(begin)

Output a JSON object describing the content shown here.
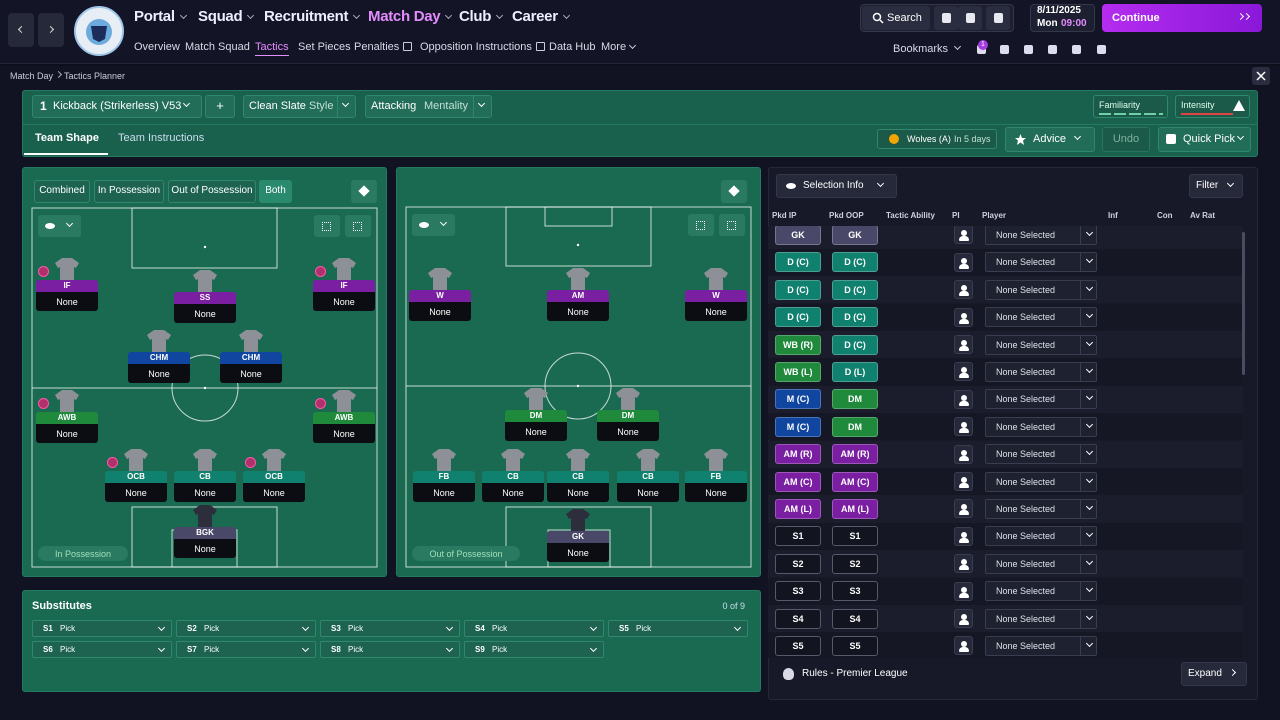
{
  "header": {
    "nav": [
      "Portal",
      "Squad",
      "Recruitment",
      "Match Day",
      "Club",
      "Career"
    ],
    "subnav": [
      "Overview",
      "Match Squad",
      "Tactics",
      "Set Pieces",
      "Penalties",
      "Opposition Instructions",
      "Data Hub",
      "More"
    ],
    "search": "Search",
    "date": "8/11/2025",
    "day": "Mon",
    "time": "09:00",
    "continue": "Continue",
    "bookmarks": "Bookmarks",
    "notifications": 1
  },
  "breadcrumb": [
    "Match Day",
    "Tactics Planner"
  ],
  "tactic": {
    "slot": 1,
    "name": "Kickback (Strikerless) V53",
    "add_button": "+",
    "style": "Clean Slate",
    "style_label": "Style",
    "mentality": "Attacking",
    "mentality_label": "Mentality",
    "familiarity_label": "Familiarity",
    "intensity_label": "Intensity"
  },
  "tabs": [
    "Team Shape",
    "Team Instructions"
  ],
  "fixture": {
    "opponent": "Wolves (A)",
    "when": "In 5 days"
  },
  "buttons": {
    "advice": "Advice",
    "undo": "Undo",
    "quick_pick": "Quick Pick"
  },
  "view_modes": [
    "Combined",
    "In Possession",
    "Out of Possession",
    "Both"
  ],
  "pitches": [
    {
      "label": "In Possession",
      "players": [
        {
          "role": "IF",
          "player": "None",
          "color": "#7b1fa2"
        },
        {
          "role": "SS",
          "player": "None",
          "color": "#7b1fa2"
        },
        {
          "role": "IF",
          "player": "None",
          "color": "#7b1fa2"
        },
        {
          "role": "CHM",
          "player": "None",
          "color": "#1046a0"
        },
        {
          "role": "CHM",
          "player": "None",
          "color": "#1046a0"
        },
        {
          "role": "AWB",
          "player": "None",
          "color": "#1f8a3c"
        },
        {
          "role": "AWB",
          "player": "None",
          "color": "#1f8a3c"
        },
        {
          "role": "OCB",
          "player": "None",
          "color": "#10806f"
        },
        {
          "role": "CB",
          "player": "None",
          "color": "#10806f"
        },
        {
          "role": "OCB",
          "player": "None",
          "color": "#10806f"
        },
        {
          "role": "BGK",
          "player": "None",
          "color": "#4a4868"
        }
      ]
    },
    {
      "label": "Out of Possession",
      "players": [
        {
          "role": "W",
          "player": "None",
          "color": "#7b1fa2"
        },
        {
          "role": "AM",
          "player": "None",
          "color": "#7b1fa2"
        },
        {
          "role": "W",
          "player": "None",
          "color": "#7b1fa2"
        },
        {
          "role": "DM",
          "player": "None",
          "color": "#1f8a3c"
        },
        {
          "role": "DM",
          "player": "None",
          "color": "#1f8a3c"
        },
        {
          "role": "FB",
          "player": "None",
          "color": "#10806f"
        },
        {
          "role": "CB",
          "player": "None",
          "color": "#10806f"
        },
        {
          "role": "CB",
          "player": "None",
          "color": "#10806f"
        },
        {
          "role": "CB",
          "player": "None",
          "color": "#10806f"
        },
        {
          "role": "FB",
          "player": "None",
          "color": "#10806f"
        },
        {
          "role": "GK",
          "player": "None",
          "color": "#4a4868"
        }
      ]
    }
  ],
  "substitutes": {
    "title": "Substitutes",
    "count": "0 of 9",
    "slots": [
      {
        "slot": "S1",
        "pick": "Pick"
      },
      {
        "slot": "S2",
        "pick": "Pick"
      },
      {
        "slot": "S3",
        "pick": "Pick"
      },
      {
        "slot": "S4",
        "pick": "Pick"
      },
      {
        "slot": "S5",
        "pick": "Pick"
      },
      {
        "slot": "S6",
        "pick": "Pick"
      },
      {
        "slot": "S7",
        "pick": "Pick"
      },
      {
        "slot": "S8",
        "pick": "Pick"
      },
      {
        "slot": "S9",
        "pick": "Pick"
      }
    ]
  },
  "selection": {
    "dropdown": "Selection Info",
    "filter": "Filter",
    "columns": [
      "Pkd IP",
      "Pkd OOP",
      "Tactic Ability",
      "PI",
      "Player",
      "Inf",
      "Con",
      "Av Rat"
    ],
    "rows": [
      {
        "ip": "GK",
        "ip_color": "#4a4868",
        "oop": "GK",
        "oop_color": "#4a4868",
        "player": "None Selected"
      },
      {
        "ip": "D (C)",
        "ip_color": "#10806f",
        "oop": "D (C)",
        "oop_color": "#10806f",
        "player": "None Selected"
      },
      {
        "ip": "D (C)",
        "ip_color": "#10806f",
        "oop": "D (C)",
        "oop_color": "#10806f",
        "player": "None Selected"
      },
      {
        "ip": "D (C)",
        "ip_color": "#10806f",
        "oop": "D (C)",
        "oop_color": "#10806f",
        "player": "None Selected"
      },
      {
        "ip": "WB (R)",
        "ip_color": "#1f8a3c",
        "oop": "D (C)",
        "oop_color": "#10806f",
        "player": "None Selected"
      },
      {
        "ip": "WB (L)",
        "ip_color": "#1f8a3c",
        "oop": "D (L)",
        "oop_color": "#10806f",
        "player": "None Selected"
      },
      {
        "ip": "M (C)",
        "ip_color": "#1046a0",
        "oop": "DM",
        "oop_color": "#1f8a3c",
        "player": "None Selected"
      },
      {
        "ip": "M (C)",
        "ip_color": "#1046a0",
        "oop": "DM",
        "oop_color": "#1f8a3c",
        "player": "None Selected"
      },
      {
        "ip": "AM (R)",
        "ip_color": "#7b1fa2",
        "oop": "AM (R)",
        "oop_color": "#7b1fa2",
        "player": "None Selected"
      },
      {
        "ip": "AM (C)",
        "ip_color": "#7b1fa2",
        "oop": "AM (C)",
        "oop_color": "#7b1fa2",
        "player": "None Selected"
      },
      {
        "ip": "AM (L)",
        "ip_color": "#7b1fa2",
        "oop": "AM (L)",
        "oop_color": "#7b1fa2",
        "player": "None Selected"
      },
      {
        "ip": "S1",
        "ip_color": "#12141f",
        "oop": "S1",
        "oop_color": "#12141f",
        "player": "None Selected"
      },
      {
        "ip": "S2",
        "ip_color": "#12141f",
        "oop": "S2",
        "oop_color": "#12141f",
        "player": "None Selected"
      },
      {
        "ip": "S3",
        "ip_color": "#12141f",
        "oop": "S3",
        "oop_color": "#12141f",
        "player": "None Selected"
      },
      {
        "ip": "S4",
        "ip_color": "#12141f",
        "oop": "S4",
        "oop_color": "#12141f",
        "player": "None Selected"
      },
      {
        "ip": "S5",
        "ip_color": "#12141f",
        "oop": "S5",
        "oop_color": "#12141f",
        "player": "None Selected"
      }
    ],
    "rules": "Rules - Premier League",
    "expand": "Expand"
  }
}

(end)

## Given instruction:
Write out the whole listing again, exactly, with no pictures.

## Solved problem:
Output a JSON object describing the content shown here.
{
  "header": {
    "nav": [
      "Portal",
      "Squad",
      "Recruitment",
      "Match Day",
      "Club",
      "Career"
    ],
    "subnav": [
      "Overview",
      "Match Squad",
      "Tactics",
      "Set Pieces",
      "Penalties",
      "Opposition Instructions",
      "Data Hub",
      "More"
    ],
    "search": "Search",
    "date": "8/11/2025",
    "day": "Mon",
    "time": "09:00",
    "continue": "Continue",
    "bookmarks": "Bookmarks",
    "notifications": 1
  },
  "breadcrumb": [
    "Match Day",
    "Tactics Planner"
  ],
  "tactic": {
    "slot": 1,
    "name": "Kickback (Strikerless) V53",
    "add_button": "+",
    "style": "Clean Slate",
    "style_label": "Style",
    "mentality": "Attacking",
    "mentality_label": "Mentality",
    "familiarity_label": "Familiarity",
    "intensity_label": "Intensity"
  },
  "tabs": [
    "Team Shape",
    "Team Instructions"
  ],
  "fixture": {
    "opponent": "Wolves (A)",
    "when": "In 5 days"
  },
  "buttons": {
    "advice": "Advice",
    "undo": "Undo",
    "quick_pick": "Quick Pick"
  },
  "view_modes": [
    "Combined",
    "In Possession",
    "Out of Possession",
    "Both"
  ],
  "pitches": [
    {
      "label": "In Possession",
      "players": [
        {
          "role": "IF",
          "player": "None",
          "color": "#7b1fa2"
        },
        {
          "role": "SS",
          "player": "None",
          "color": "#7b1fa2"
        },
        {
          "role": "IF",
          "player": "None",
          "color": "#7b1fa2"
        },
        {
          "role": "CHM",
          "player": "None",
          "color": "#1046a0"
        },
        {
          "role": "CHM",
          "player": "None",
          "color": "#1046a0"
        },
        {
          "role": "AWB",
          "player": "None",
          "color": "#1f8a3c"
        },
        {
          "role": "AWB",
          "player": "None",
          "color": "#1f8a3c"
        },
        {
          "role": "OCB",
          "player": "None",
          "color": "#10806f"
        },
        {
          "role": "CB",
          "player": "None",
          "color": "#10806f"
        },
        {
          "role": "OCB",
          "player": "None",
          "color": "#10806f"
        },
        {
          "role": "BGK",
          "player": "None",
          "color": "#4a4868"
        }
      ]
    },
    {
      "label": "Out of Possession",
      "players": [
        {
          "role": "W",
          "player": "None",
          "color": "#7b1fa2"
        },
        {
          "role": "AM",
          "player": "None",
          "color": "#7b1fa2"
        },
        {
          "role": "W",
          "player": "None",
          "color": "#7b1fa2"
        },
        {
          "role": "DM",
          "player": "None",
          "color": "#1f8a3c"
        },
        {
          "role": "DM",
          "player": "None",
          "color": "#1f8a3c"
        },
        {
          "role": "FB",
          "player": "None",
          "color": "#10806f"
        },
        {
          "role": "CB",
          "player": "None",
          "color": "#10806f"
        },
        {
          "role": "CB",
          "player": "None",
          "color": "#10806f"
        },
        {
          "role": "CB",
          "player": "None",
          "color": "#10806f"
        },
        {
          "role": "FB",
          "player": "None",
          "color": "#10806f"
        },
        {
          "role": "GK",
          "player": "None",
          "color": "#4a4868"
        }
      ]
    }
  ],
  "substitutes": {
    "title": "Substitutes",
    "count": "0 of 9",
    "slots": [
      {
        "slot": "S1",
        "pick": "Pick"
      },
      {
        "slot": "S2",
        "pick": "Pick"
      },
      {
        "slot": "S3",
        "pick": "Pick"
      },
      {
        "slot": "S4",
        "pick": "Pick"
      },
      {
        "slot": "S5",
        "pick": "Pick"
      },
      {
        "slot": "S6",
        "pick": "Pick"
      },
      {
        "slot": "S7",
        "pick": "Pick"
      },
      {
        "slot": "S8",
        "pick": "Pick"
      },
      {
        "slot": "S9",
        "pick": "Pick"
      }
    ]
  },
  "selection": {
    "dropdown": "Selection Info",
    "filter": "Filter",
    "columns": [
      "Pkd IP",
      "Pkd OOP",
      "Tactic Ability",
      "PI",
      "Player",
      "Inf",
      "Con",
      "Av Rat"
    ],
    "rows": [
      {
        "ip": "GK",
        "ip_color": "#4a4868",
        "oop": "GK",
        "oop_color": "#4a4868",
        "player": "None Selected"
      },
      {
        "ip": "D (C)",
        "ip_color": "#10806f",
        "oop": "D (C)",
        "oop_color": "#10806f",
        "player": "None Selected"
      },
      {
        "ip": "D (C)",
        "ip_color": "#10806f",
        "oop": "D (C)",
        "oop_color": "#10806f",
        "player": "None Selected"
      },
      {
        "ip": "D (C)",
        "ip_color": "#10806f",
        "oop": "D (C)",
        "oop_color": "#10806f",
        "player": "None Selected"
      },
      {
        "ip": "WB (R)",
        "ip_color": "#1f8a3c",
        "oop": "D (C)",
        "oop_color": "#10806f",
        "player": "None Selected"
      },
      {
        "ip": "WB (L)",
        "ip_color": "#1f8a3c",
        "oop": "D (L)",
        "oop_color": "#10806f",
        "player": "None Selected"
      },
      {
        "ip": "M (C)",
        "ip_color": "#1046a0",
        "oop": "DM",
        "oop_color": "#1f8a3c",
        "player": "None Selected"
      },
      {
        "ip": "M (C)",
        "ip_color": "#1046a0",
        "oop": "DM",
        "oop_color": "#1f8a3c",
        "player": "None Selected"
      },
      {
        "ip": "AM (R)",
        "ip_color": "#7b1fa2",
        "oop": "AM (R)",
        "oop_color": "#7b1fa2",
        "player": "None Selected"
      },
      {
        "ip": "AM (C)",
        "ip_color": "#7b1fa2",
        "oop": "AM (C)",
        "oop_color": "#7b1fa2",
        "player": "None Selected"
      },
      {
        "ip": "AM (L)",
        "ip_color": "#7b1fa2",
        "oop": "AM (L)",
        "oop_color": "#7b1fa2",
        "player": "None Selected"
      },
      {
        "ip": "S1",
        "ip_color": "#12141f",
        "oop": "S1",
        "oop_color": "#12141f",
        "player": "None Selected"
      },
      {
        "ip": "S2",
        "ip_color": "#12141f",
        "oop": "S2",
        "oop_color": "#12141f",
        "player": "None Selected"
      },
      {
        "ip": "S3",
        "ip_color": "#12141f",
        "oop": "S3",
        "oop_color": "#12141f",
        "player": "None Selected"
      },
      {
        "ip": "S4",
        "ip_color": "#12141f",
        "oop": "S4",
        "oop_color": "#12141f",
        "player": "None Selected"
      },
      {
        "ip": "S5",
        "ip_color": "#12141f",
        "oop": "S5",
        "oop_color": "#12141f",
        "player": "None Selected"
      }
    ],
    "rules": "Rules - Premier League",
    "expand": "Expand"
  }
}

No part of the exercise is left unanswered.